- [Task to complete] Copy each line containing the word "услуги" from the records that follow, please.

─── Task inputs

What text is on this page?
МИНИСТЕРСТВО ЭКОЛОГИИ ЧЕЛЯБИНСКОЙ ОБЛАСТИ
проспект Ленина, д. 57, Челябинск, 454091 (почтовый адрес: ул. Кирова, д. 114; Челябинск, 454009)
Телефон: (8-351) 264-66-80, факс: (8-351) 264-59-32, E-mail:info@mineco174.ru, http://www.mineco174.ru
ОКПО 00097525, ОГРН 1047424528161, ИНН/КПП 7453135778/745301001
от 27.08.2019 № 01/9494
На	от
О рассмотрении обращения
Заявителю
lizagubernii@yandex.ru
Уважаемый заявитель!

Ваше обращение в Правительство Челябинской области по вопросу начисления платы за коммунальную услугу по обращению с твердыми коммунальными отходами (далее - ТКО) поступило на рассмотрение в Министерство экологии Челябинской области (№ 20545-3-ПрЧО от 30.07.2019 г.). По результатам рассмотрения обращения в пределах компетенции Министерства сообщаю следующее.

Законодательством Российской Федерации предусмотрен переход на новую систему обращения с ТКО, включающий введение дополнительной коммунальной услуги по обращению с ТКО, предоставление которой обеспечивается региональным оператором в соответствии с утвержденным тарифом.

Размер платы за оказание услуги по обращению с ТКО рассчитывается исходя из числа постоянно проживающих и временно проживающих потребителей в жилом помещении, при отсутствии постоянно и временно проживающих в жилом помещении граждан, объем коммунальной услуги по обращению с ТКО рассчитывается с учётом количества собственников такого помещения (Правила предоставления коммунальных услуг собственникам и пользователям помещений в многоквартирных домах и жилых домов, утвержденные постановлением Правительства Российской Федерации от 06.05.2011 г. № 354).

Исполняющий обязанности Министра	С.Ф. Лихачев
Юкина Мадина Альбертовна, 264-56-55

──────

- [Solution]
Законодательством Российской Федерации предусмотрен переход на новую систему обращения с ТКО, включающий введение дополнительной коммунальной услуги по обращению с ТКО, предоставление которой обеспечивается региональным оператором в соответствии с утвержденным тарифом.
Размер платы за оказание услуги по обращению с ТКО рассчитывается исходя из числа постоянно проживающих и временно проживающих потребителей в жилом помещении, при отсутствии постоянно и временно проживающих в жилом помещении граждан, объем коммунальной услуги по обращению с ТКО рассчитывается с учётом количества собственников такого помещения (Правила предоставления коммунальных услуг собственникам и пользователям помещений в многоквартирных домах и жилых домов, утвержденные постановлением Правительства Российской Федерации от 06.05.2011 г. № 354).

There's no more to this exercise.